**Written problem:** Filter the entries and keep only the lines where the string "export" appears.

**Supplied data:**
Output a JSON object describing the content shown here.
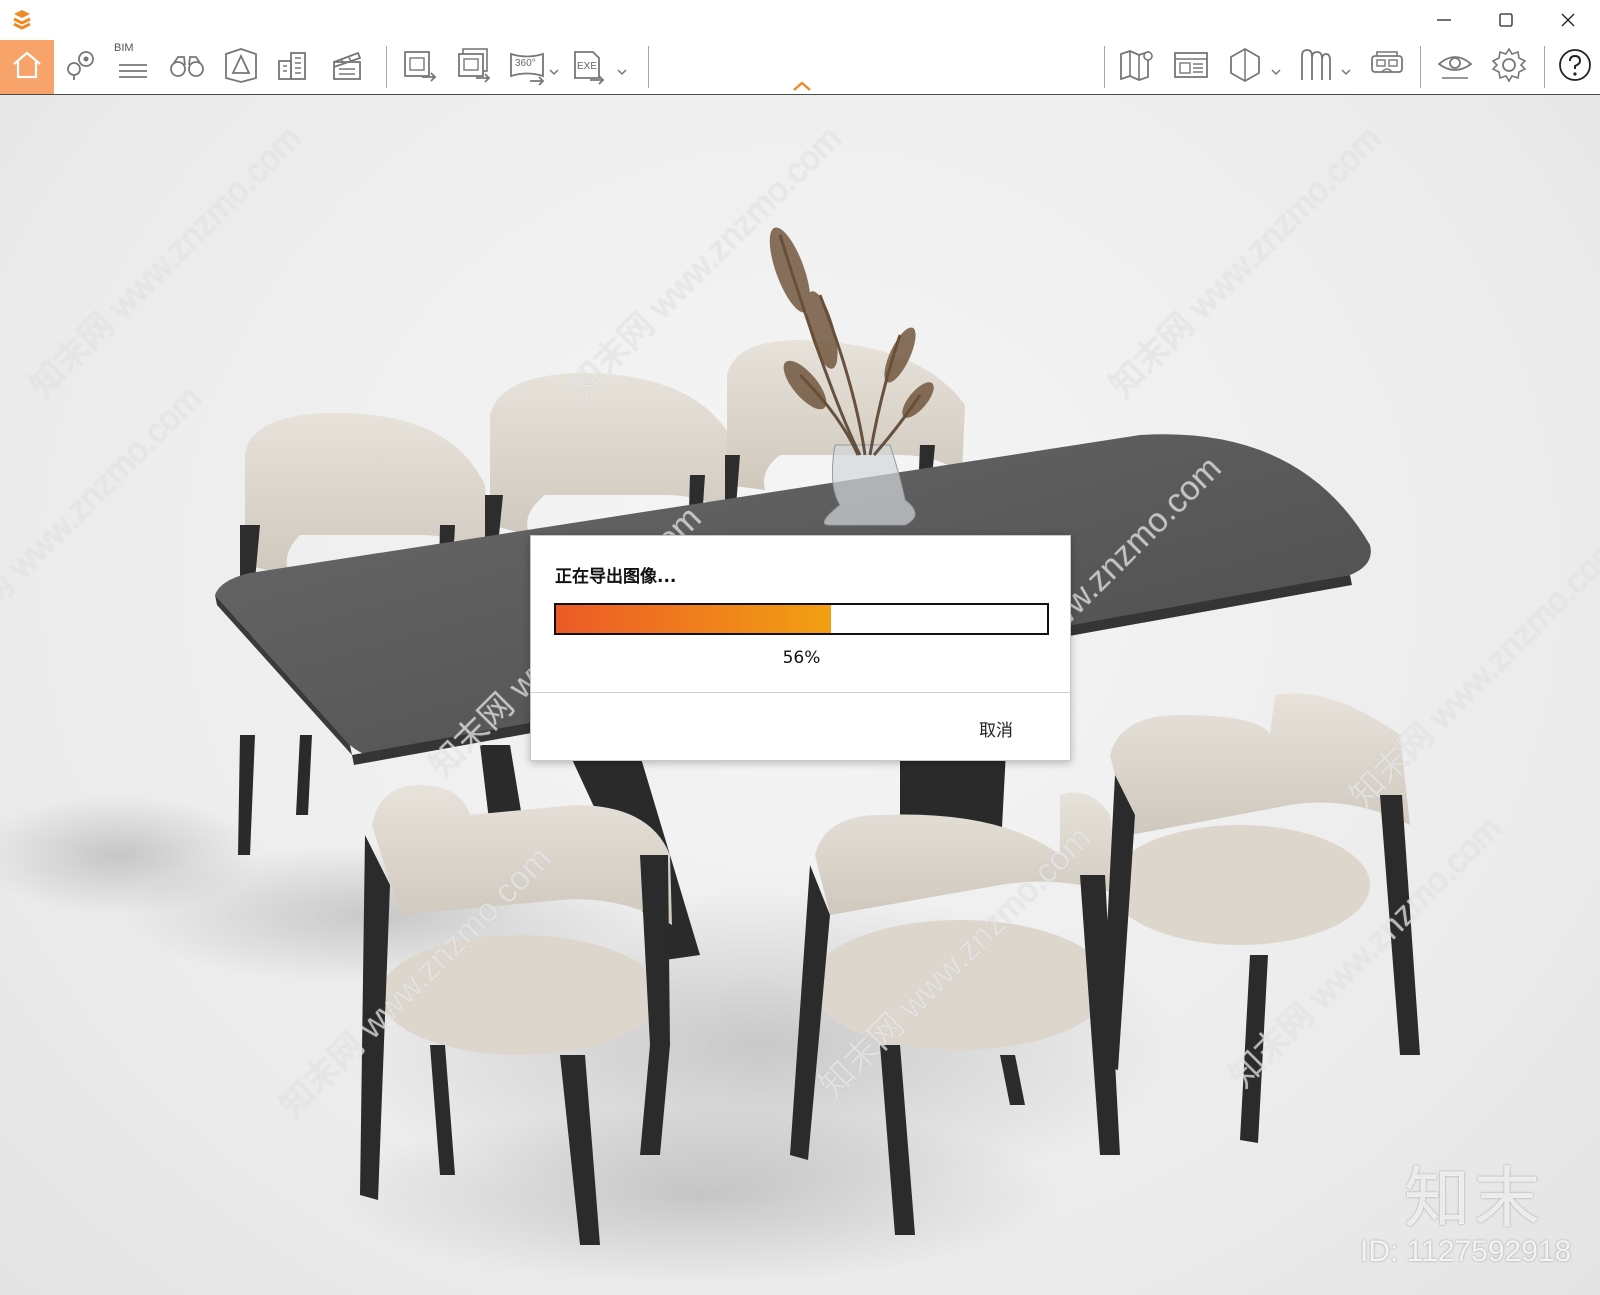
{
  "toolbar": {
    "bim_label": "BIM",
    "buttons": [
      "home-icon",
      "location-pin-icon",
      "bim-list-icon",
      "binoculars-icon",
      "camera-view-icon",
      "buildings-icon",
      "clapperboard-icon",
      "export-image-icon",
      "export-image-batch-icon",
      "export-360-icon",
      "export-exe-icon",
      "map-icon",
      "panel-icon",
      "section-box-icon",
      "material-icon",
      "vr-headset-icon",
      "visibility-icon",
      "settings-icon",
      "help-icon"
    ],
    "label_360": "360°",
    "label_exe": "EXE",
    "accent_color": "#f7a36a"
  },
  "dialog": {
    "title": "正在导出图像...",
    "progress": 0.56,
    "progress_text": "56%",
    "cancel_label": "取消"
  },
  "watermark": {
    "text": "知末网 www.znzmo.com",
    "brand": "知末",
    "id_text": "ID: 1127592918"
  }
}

**Answer to this problem:**
      "export-image-icon",
      "export-image-batch-icon",
      "export-360-icon",
      "export-exe-icon",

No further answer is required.